◆ AIM ◆
Find the lines below that contain the word "object" and count them. Only the number should be given.
======== DATASET CONTENT ========
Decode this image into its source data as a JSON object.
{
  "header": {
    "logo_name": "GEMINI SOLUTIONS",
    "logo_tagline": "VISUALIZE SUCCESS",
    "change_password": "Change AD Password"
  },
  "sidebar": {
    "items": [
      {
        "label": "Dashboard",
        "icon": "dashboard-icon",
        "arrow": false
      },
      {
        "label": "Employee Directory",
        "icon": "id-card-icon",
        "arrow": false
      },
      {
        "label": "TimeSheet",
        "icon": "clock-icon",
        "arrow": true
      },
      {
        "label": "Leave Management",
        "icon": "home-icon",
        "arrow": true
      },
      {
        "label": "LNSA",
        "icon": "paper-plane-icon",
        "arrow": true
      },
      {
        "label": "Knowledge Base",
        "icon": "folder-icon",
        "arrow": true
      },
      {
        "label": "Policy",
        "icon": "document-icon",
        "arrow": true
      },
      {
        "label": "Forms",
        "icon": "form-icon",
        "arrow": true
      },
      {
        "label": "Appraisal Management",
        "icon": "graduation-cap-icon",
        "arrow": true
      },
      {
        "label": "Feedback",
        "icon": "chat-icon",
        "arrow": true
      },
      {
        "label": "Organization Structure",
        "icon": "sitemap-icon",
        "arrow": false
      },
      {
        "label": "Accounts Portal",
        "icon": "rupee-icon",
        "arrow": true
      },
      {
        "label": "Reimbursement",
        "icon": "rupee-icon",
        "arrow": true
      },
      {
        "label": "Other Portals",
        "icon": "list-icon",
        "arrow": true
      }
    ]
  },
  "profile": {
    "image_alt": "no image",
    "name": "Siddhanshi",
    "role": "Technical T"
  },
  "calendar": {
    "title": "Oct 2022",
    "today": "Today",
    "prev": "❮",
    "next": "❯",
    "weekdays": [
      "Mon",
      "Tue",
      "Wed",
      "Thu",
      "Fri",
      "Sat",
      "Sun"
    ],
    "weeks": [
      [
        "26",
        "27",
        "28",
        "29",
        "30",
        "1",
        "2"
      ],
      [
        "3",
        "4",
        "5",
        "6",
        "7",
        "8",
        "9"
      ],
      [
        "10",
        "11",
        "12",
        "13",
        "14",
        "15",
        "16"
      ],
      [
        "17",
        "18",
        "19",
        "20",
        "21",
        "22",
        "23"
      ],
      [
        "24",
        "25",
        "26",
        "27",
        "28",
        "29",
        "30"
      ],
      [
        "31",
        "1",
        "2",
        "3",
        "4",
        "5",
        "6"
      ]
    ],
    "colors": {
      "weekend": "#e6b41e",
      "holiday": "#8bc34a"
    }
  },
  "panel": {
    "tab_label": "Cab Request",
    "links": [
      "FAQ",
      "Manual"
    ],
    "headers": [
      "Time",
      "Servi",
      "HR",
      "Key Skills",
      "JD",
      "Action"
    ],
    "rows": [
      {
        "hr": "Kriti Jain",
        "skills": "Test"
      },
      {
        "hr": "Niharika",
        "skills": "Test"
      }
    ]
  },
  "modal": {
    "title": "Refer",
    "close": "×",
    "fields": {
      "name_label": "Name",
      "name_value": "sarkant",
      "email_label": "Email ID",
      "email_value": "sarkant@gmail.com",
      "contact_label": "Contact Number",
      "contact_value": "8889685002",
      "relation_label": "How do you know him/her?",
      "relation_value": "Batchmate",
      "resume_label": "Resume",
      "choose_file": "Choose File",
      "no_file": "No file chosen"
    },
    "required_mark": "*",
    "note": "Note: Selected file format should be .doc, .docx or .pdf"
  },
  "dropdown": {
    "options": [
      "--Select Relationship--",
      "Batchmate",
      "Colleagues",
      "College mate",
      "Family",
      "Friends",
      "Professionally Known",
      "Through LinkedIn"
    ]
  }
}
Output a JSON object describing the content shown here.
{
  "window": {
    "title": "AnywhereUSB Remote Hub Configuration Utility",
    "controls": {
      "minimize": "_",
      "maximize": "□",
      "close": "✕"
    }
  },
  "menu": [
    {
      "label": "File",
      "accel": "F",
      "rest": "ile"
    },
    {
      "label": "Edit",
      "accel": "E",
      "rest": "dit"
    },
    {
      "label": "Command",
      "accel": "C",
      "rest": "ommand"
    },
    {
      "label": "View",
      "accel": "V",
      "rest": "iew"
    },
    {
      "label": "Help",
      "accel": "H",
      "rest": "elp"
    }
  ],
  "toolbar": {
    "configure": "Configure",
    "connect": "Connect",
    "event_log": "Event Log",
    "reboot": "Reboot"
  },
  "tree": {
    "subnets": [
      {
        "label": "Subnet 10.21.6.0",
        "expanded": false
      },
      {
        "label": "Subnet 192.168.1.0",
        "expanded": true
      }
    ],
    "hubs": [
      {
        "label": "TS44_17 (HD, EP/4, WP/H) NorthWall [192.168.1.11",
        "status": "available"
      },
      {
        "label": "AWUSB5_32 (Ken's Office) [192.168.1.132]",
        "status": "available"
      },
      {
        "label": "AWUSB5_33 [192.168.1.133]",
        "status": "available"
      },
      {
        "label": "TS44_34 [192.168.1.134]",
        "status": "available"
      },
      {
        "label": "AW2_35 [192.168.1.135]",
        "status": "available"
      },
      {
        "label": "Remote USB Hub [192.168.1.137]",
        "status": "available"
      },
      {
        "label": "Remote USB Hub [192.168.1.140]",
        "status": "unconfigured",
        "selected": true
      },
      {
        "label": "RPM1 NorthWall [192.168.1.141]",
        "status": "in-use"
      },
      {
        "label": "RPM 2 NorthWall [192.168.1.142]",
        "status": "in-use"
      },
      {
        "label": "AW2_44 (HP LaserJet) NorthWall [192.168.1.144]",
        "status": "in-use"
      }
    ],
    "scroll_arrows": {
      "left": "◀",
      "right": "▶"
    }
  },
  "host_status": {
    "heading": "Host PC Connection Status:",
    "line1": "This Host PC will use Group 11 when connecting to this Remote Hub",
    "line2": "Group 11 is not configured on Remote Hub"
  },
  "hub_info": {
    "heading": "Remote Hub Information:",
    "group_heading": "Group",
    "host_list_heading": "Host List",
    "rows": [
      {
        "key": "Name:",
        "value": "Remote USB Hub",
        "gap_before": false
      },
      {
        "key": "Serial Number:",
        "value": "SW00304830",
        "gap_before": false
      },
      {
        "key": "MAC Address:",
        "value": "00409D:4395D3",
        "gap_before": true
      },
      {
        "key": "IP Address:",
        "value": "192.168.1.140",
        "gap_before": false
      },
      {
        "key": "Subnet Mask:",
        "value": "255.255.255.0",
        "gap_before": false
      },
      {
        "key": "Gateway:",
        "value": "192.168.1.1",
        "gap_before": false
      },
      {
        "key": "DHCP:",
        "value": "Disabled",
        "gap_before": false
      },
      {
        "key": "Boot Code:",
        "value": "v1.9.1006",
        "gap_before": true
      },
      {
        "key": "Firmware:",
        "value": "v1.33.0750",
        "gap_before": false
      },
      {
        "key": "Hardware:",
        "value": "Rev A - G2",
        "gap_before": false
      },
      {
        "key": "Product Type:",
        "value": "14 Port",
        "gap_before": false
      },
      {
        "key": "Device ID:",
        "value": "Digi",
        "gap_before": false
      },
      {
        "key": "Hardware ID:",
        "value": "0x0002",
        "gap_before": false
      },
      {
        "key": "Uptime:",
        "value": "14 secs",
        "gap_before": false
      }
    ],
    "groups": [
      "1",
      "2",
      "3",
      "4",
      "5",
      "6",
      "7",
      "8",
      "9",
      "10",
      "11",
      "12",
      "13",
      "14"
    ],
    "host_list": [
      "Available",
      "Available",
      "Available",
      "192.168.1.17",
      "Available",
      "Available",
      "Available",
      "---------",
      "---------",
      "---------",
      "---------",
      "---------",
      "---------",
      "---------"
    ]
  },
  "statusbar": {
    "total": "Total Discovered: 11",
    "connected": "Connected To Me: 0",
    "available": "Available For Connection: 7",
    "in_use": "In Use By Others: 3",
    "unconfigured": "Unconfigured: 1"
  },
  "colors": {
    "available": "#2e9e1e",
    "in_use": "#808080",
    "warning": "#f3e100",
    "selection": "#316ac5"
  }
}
========
◆ ANSWER TO THE EXERCISE ◆
2